DESCRIPTION OF THE TASK
Pick out each line containing the string "Less" and copy it.

====== ITEMS

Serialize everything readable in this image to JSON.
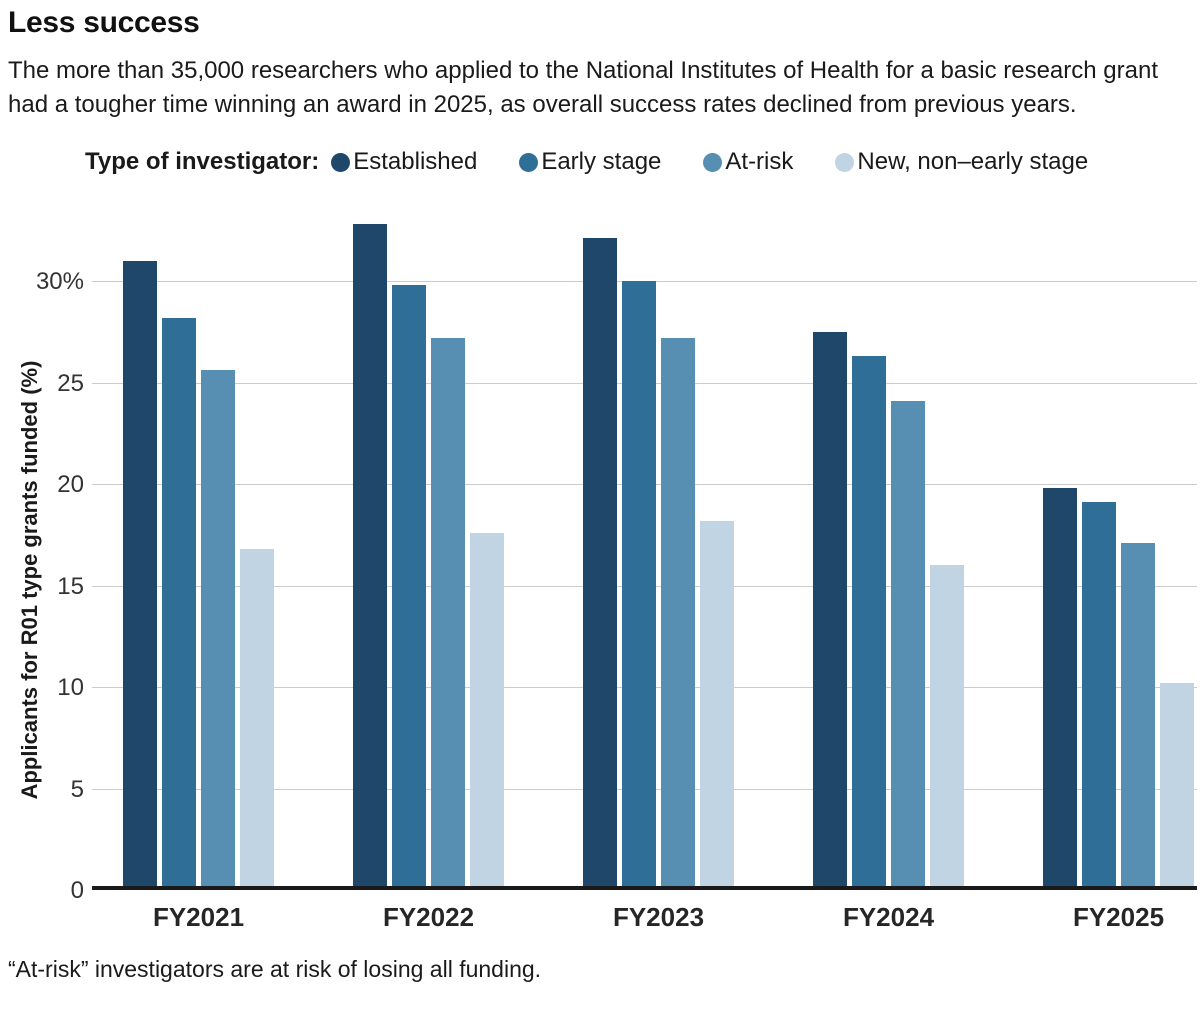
{
  "title": "Less success",
  "subtitle": "The more than 35,000 researchers who applied to the National Institutes of Health for a basic research grant had a tougher time winning an award in 2025, as overall success rates declined from previous years.",
  "legend": {
    "label": "Type of investigator:",
    "items": [
      {
        "label": "Established",
        "color": "#1f476a"
      },
      {
        "label": "Early stage",
        "color": "#2f6f97"
      },
      {
        "label": "At-risk",
        "color": "#568fb1"
      },
      {
        "label": "New, non–early stage",
        "color": "#c1d4e3"
      }
    ]
  },
  "chart_data": {
    "type": "bar",
    "title": "Less success",
    "categories": [
      "FY2021",
      "FY2022",
      "FY2023",
      "FY2024",
      "FY2025"
    ],
    "series": [
      {
        "name": "Established",
        "color": "#1f476a",
        "values": [
          30.8,
          32.6,
          31.9,
          27.3,
          19.6
        ]
      },
      {
        "name": "Early stage",
        "color": "#2f6f97",
        "values": [
          28.0,
          29.6,
          29.8,
          26.1,
          18.9
        ]
      },
      {
        "name": "At-risk",
        "color": "#568fb1",
        "values": [
          25.4,
          27.0,
          27.0,
          23.9,
          16.9
        ]
      },
      {
        "name": "New, non–early stage",
        "color": "#c1d4e3",
        "values": [
          16.6,
          17.4,
          18.0,
          15.8,
          10.0
        ]
      }
    ],
    "xlabel": "",
    "ylabel": "Applicants for R01 type grants funded (%)",
    "ylim": [
      0,
      33.4
    ],
    "yticks": [
      {
        "value": 0,
        "label": "0"
      },
      {
        "value": 5,
        "label": "5"
      },
      {
        "value": 10,
        "label": "10"
      },
      {
        "value": 15,
        "label": "15"
      },
      {
        "value": 20,
        "label": "20"
      },
      {
        "value": 25,
        "label": "25"
      },
      {
        "value": 30,
        "label": "30%"
      }
    ],
    "grid": true,
    "legend_position": "top"
  },
  "footnote": "“At-risk” investigators are at risk of losing all funding."
}
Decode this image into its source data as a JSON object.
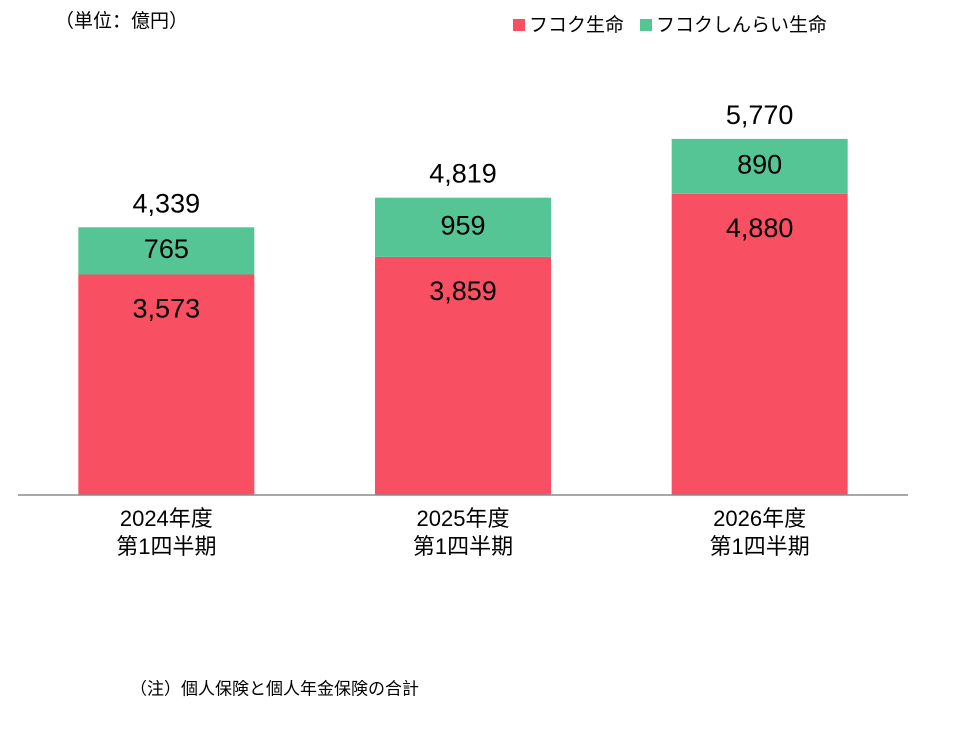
{
  "chart_data": {
    "type": "stacked_bar",
    "unit_label": "（単位：億円）",
    "categories": [
      "2024年度\n第1四半期",
      "2025年度\n第1四半期",
      "2026年度\n第1四半期"
    ],
    "series": [
      {
        "name": "フコク生命",
        "color": "#f94f63",
        "values": [
          3573,
          3859,
          4880
        ],
        "value_labels": [
          "3,573",
          "3,859",
          "4,880"
        ]
      },
      {
        "name": "フコクしんらい生命",
        "color": "#55c595",
        "values": [
          765,
          959,
          890
        ],
        "value_labels": [
          "765",
          "959",
          "890"
        ]
      }
    ],
    "totals": [
      4339,
      4819,
      5770
    ],
    "total_labels": [
      "4,339",
      "4,819",
      "5,770"
    ],
    "ylim": [
      0,
      7000
    ],
    "legend": "top-right",
    "note": "（注）個人保険と個人年金保険の合計"
  }
}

============

ANSWER TO THIS EXERCISE
  "title": "Less success",
    "title": "Less success",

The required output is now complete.